Aim of the exercise:
Copy every line of the data that contains the string "spring".

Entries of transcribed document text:
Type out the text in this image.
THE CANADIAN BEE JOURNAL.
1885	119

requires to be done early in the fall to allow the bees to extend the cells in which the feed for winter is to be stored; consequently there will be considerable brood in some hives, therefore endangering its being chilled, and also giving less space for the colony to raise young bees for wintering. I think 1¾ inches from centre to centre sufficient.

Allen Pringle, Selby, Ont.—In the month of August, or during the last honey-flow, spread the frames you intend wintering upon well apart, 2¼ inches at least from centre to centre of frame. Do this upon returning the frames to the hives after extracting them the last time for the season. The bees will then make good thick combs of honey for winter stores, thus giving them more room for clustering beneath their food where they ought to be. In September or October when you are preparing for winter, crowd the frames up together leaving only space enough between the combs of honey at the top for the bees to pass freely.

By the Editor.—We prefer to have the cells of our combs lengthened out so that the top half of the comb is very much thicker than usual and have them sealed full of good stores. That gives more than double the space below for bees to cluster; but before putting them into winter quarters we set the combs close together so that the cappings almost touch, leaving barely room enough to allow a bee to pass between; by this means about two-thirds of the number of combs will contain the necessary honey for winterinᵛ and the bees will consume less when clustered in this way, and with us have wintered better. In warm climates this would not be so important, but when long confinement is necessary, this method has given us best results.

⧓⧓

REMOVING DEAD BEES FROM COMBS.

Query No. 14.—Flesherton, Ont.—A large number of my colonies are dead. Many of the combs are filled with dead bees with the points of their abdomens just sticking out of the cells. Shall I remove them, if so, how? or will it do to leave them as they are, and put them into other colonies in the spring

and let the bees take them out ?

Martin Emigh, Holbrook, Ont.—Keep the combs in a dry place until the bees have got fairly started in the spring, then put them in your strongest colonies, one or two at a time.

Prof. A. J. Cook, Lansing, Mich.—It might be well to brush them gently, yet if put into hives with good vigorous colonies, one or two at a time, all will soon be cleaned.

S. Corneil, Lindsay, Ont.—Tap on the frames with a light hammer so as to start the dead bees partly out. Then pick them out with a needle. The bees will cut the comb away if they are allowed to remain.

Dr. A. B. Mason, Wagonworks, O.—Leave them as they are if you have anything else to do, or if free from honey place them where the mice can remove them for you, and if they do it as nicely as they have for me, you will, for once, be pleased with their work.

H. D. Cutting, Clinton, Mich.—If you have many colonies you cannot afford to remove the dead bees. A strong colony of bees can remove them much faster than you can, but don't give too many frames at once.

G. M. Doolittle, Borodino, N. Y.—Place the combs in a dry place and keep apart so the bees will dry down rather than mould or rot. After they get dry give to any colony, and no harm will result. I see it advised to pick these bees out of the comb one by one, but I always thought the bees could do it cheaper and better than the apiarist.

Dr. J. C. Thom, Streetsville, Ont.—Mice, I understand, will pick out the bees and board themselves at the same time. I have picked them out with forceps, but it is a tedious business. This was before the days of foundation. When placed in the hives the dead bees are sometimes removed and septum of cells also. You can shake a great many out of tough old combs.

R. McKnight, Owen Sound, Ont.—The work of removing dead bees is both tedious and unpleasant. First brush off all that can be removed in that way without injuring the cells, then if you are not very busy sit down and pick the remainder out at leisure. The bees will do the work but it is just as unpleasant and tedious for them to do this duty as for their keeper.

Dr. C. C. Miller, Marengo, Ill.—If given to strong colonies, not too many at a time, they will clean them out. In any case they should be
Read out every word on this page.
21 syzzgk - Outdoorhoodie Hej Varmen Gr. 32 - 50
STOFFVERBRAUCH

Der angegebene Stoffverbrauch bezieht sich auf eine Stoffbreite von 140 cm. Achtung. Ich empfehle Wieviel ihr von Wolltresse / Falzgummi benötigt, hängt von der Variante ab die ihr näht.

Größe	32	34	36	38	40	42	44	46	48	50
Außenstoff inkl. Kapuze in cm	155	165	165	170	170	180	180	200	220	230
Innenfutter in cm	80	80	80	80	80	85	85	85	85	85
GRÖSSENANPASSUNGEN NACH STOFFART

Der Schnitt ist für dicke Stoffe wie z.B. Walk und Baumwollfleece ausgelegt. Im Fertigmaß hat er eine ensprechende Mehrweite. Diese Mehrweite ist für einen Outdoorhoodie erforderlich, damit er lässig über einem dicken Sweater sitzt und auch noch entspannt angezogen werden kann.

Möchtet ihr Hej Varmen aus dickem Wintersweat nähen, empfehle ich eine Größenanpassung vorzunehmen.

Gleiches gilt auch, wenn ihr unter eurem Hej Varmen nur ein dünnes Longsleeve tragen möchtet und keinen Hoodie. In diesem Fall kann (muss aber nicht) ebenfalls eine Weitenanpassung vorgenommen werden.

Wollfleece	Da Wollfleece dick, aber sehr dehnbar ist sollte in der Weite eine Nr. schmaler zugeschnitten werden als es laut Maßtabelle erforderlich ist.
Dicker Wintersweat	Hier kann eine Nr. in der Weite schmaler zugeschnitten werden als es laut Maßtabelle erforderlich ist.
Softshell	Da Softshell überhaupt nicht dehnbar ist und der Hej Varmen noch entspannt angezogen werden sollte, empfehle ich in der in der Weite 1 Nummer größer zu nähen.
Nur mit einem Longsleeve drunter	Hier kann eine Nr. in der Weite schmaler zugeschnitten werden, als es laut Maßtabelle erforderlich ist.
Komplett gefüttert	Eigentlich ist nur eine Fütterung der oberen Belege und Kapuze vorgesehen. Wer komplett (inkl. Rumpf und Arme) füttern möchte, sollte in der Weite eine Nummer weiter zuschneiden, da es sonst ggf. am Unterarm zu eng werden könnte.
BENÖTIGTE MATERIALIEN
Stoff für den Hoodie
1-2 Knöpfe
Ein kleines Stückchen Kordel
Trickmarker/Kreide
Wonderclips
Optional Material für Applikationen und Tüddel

Task solution:
Query No. 14.—Flesherton, Ont.—A large number of my colonies are dead. Many of the combs are filled with dead bees with the points of their abdomens just sticking out of the cells. Shall I remove them, if so, how? or will it do to leave them as they are, and put them into other colonies in the spring
Martin Emigh, Holbrook, Ont.—Keep the combs in a dry place until the bees have got fairly started in the spring, then put them in your strongest colonies, one or two at a time.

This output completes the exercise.